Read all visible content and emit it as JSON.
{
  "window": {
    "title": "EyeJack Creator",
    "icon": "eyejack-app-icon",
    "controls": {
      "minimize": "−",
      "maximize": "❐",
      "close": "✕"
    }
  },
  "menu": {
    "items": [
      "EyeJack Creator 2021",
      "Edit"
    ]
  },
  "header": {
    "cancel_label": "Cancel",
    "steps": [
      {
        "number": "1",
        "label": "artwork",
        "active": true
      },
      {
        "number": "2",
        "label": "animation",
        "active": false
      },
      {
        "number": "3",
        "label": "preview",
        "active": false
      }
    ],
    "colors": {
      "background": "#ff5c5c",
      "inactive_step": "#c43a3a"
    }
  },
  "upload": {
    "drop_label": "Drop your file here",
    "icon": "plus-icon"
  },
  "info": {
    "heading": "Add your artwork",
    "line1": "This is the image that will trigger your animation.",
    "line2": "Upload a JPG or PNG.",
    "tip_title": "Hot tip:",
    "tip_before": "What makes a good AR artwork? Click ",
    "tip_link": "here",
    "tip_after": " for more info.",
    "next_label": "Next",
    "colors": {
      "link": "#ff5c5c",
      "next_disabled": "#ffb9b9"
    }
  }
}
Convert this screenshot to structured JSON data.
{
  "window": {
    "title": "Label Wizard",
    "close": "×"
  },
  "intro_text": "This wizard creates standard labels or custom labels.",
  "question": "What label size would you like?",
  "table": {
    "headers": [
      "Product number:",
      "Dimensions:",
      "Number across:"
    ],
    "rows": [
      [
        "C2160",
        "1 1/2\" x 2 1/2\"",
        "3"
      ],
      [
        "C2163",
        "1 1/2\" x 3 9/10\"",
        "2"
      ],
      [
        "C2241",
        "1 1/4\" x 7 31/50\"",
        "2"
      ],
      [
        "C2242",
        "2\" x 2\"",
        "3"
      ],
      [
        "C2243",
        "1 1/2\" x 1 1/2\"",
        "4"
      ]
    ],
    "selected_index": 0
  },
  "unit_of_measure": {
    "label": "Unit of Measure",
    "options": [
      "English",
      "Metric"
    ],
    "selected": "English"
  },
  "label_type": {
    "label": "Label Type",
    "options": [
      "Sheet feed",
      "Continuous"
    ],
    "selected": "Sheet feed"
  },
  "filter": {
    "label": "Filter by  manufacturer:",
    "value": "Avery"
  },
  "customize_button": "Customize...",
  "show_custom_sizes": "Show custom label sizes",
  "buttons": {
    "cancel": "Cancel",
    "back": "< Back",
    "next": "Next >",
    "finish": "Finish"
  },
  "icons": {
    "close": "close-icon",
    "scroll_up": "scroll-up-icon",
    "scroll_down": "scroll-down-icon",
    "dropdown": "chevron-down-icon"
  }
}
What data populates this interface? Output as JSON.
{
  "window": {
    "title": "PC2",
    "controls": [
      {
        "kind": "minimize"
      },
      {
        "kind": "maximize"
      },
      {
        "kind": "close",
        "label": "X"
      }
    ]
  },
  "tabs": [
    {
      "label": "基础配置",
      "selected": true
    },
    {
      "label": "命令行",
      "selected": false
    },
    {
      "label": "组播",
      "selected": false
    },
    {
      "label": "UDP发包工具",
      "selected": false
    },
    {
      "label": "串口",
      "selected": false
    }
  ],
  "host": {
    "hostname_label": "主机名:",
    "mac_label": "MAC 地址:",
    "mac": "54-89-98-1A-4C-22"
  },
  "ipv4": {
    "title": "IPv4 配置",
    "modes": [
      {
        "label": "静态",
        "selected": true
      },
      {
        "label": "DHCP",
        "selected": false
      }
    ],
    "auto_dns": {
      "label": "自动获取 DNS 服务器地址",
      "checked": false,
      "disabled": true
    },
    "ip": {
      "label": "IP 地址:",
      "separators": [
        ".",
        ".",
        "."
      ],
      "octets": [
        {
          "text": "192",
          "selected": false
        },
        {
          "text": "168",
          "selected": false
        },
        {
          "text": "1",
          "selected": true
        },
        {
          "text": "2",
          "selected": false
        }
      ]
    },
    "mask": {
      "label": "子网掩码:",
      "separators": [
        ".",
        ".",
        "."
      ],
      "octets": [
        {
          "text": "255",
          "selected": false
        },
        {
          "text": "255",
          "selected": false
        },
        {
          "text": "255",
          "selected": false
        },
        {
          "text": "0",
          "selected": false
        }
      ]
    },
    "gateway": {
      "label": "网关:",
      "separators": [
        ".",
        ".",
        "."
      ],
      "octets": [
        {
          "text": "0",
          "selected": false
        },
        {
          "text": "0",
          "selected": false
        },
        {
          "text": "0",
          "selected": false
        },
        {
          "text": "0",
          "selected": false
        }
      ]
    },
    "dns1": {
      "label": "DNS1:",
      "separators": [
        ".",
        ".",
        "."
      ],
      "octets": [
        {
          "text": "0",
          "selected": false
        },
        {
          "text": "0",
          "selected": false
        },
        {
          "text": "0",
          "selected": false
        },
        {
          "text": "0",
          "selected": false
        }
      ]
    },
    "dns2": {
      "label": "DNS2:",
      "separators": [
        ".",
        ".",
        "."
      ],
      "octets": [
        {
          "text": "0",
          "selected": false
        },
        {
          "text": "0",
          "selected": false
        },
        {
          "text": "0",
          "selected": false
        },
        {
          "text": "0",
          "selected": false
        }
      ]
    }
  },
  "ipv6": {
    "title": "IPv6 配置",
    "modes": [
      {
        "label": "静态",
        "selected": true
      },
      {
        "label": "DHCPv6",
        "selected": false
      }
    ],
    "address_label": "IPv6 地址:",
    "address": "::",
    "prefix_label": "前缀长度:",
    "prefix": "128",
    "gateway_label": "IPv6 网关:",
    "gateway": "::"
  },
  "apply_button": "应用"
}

-----

**TASK REQUIREMENTS**
Take the entries and copy them out exactly.

**EXERCISE RESULT**
Read all visible content and emit it as JSON.
{
  "window": {
    "title": "EyeJack Creator",
    "icon": "eyejack-app-icon",
    "controls": {
      "minimize": "−",
      "maximize": "❐",
      "close": "✕"
    }
  },
  "menu": {
    "items": [
      "EyeJack Creator 2021",
      "Edit"
    ]
  },
  "header": {
    "cancel_label": "Cancel",
    "steps": [
      {
        "number": "1",
        "label": "artwork",
        "active": true
      },
      {
        "number": "2",
        "label": "animation",
        "active": false
      },
      {
        "number": "3",
        "label": "preview",
        "active": false
      }
    ],
    "colors": {
      "background": "#ff5c5c",
      "inactive_step": "#c43a3a"
    }
  },
  "upload": {
    "drop_label": "Drop your file here",
    "icon": "plus-icon"
  },
  "info": {
    "heading": "Add your artwork",
    "line1": "This is the image that will trigger your animation.",
    "line2": "Upload a JPG or PNG.",
    "tip_title": "Hot tip:",
    "tip_before": "What makes a good AR artwork? Click ",
    "tip_link": "here",
    "tip_after": " for more info.",
    "next_label": "Next",
    "colors": {
      "link": "#ff5c5c",
      "next_disabled": "#ffb9b9"
    }
  }
}
Convert this screenshot to structured JSON data.
{
  "window": {
    "title": "Label Wizard",
    "close": "×"
  },
  "intro_text": "This wizard creates standard labels or custom labels.",
  "question": "What label size would you like?",
  "table": {
    "headers": [
      "Product number:",
      "Dimensions:",
      "Number across:"
    ],
    "rows": [
      [
        "C2160",
        "1 1/2\" x 2 1/2\"",
        "3"
      ],
      [
        "C2163",
        "1 1/2\" x 3 9/10\"",
        "2"
      ],
      [
        "C2241",
        "1 1/4\" x 7 31/50\"",
        "2"
      ],
      [
        "C2242",
        "2\" x 2\"",
        "3"
      ],
      [
        "C2243",
        "1 1/2\" x 1 1/2\"",
        "4"
      ]
    ],
    "selected_index": 0
  },
  "unit_of_measure": {
    "label": "Unit of Measure",
    "options": [
      "English",
      "Metric"
    ],
    "selected": "English"
  },
  "label_type": {
    "label": "Label Type",
    "options": [
      "Sheet feed",
      "Continuous"
    ],
    "selected": "Sheet feed"
  },
  "filter": {
    "label": "Filter by  manufacturer:",
    "value": "Avery"
  },
  "customize_button": "Customize...",
  "show_custom_sizes": "Show custom label sizes",
  "buttons": {
    "cancel": "Cancel",
    "back": "< Back",
    "next": "Next >",
    "finish": "Finish"
  },
  "icons": {
    "close": "close-icon",
    "scroll_up": "scroll-up-icon",
    "scroll_down": "scroll-down-icon",
    "dropdown": "chevron-down-icon"
  }
}
What data populates this interface? Output as JSON.
{
  "window": {
    "title": "PC2",
    "controls": [
      {
        "kind": "minimize"
      },
      {
        "kind": "maximize"
      },
      {
        "kind": "close",
        "label": "X"
      }
    ]
  },
  "tabs": [
    {
      "label": "基础配置",
      "selected": true
    },
    {
      "label": "命令行",
      "selected": false
    },
    {
      "label": "组播",
      "selected": false
    },
    {
      "label": "UDP发包工具",
      "selected": false
    },
    {
      "label": "串口",
      "selected": false
    }
  ],
  "host": {
    "hostname_label": "主机名:",
    "mac_label": "MAC 地址:",
    "mac": "54-89-98-1A-4C-22"
  },
  "ipv4": {
    "title": "IPv4 配置",
    "modes": [
      {
        "label": "静态",
        "selected": true
      },
      {
        "label": "DHCP",
        "selected": false
      }
    ],
    "auto_dns": {
      "label": "自动获取 DNS 服务器地址",
      "checked": false,
      "disabled": true
    },
    "ip": {
      "label": "IP 地址:",
      "separators": [
        ".",
        ".",
        "."
      ],
      "octets": [
        {
          "text": "192",
          "selected": false
        },
        {
          "text": "168",
          "selected": false
        },
        {
          "text": "1",
          "selected": true
        },
        {
          "text": "2",
          "selected": false
        }
      ]
    },
    "mask": {
      "label": "子网掩码:",
      "separators": [
        ".",
        ".",
        "."
      ],
      "octets": [
        {
          "text": "255",
          "selected": false
        },
        {
          "text": "255",
          "selected": false
        },
        {
          "text": "255",
          "selected": false
        },
        {
          "text": "0",
          "selected": false
        }
      ]
    },
    "gateway": {
      "label": "网关:",
      "separators": [
        ".",
        ".",
        "."
      ],
      "octets": [
        {
          "text": "0",
          "selected": false
        },
        {
          "text": "0",
          "selected": false
        },
        {
          "text": "0",
          "selected": false
        },
        {
          "text": "0",
          "selected": false
        }
      ]
    },
    "dns1": {
      "label": "DNS1:",
      "separators": [
        ".",
        ".",
        "."
      ],
      "octets": [
        {
          "text": "0",
          "selected": false
        },
        {
          "text": "0",
          "selected": false
        },
        {
          "text": "0",
          "selected": false
        },
        {
          "text": "0",
          "selected": false
        }
      ]
    },
    "dns2": {
      "label": "DNS2:",
      "separators": [
        ".",
        ".",
        "."
      ],
      "octets": [
        {
          "text": "0",
          "selected": false
        },
        {
          "text": "0",
          "selected": false
        },
        {
          "text": "0",
          "selected": false
        },
        {
          "text": "0",
          "selected": false
        }
      ]
    }
  },
  "ipv6": {
    "title": "IPv6 配置",
    "modes": [
      {
        "label": "静态",
        "selected": true
      },
      {
        "label": "DHCPv6",
        "selected": false
      }
    ],
    "address_label": "IPv6 地址:",
    "address": "::",
    "prefix_label": "前缀长度:",
    "prefix": "128",
    "gateway_label": "IPv6 网关:",
    "gateway": "::"
  },
  "apply_button": "应用"
}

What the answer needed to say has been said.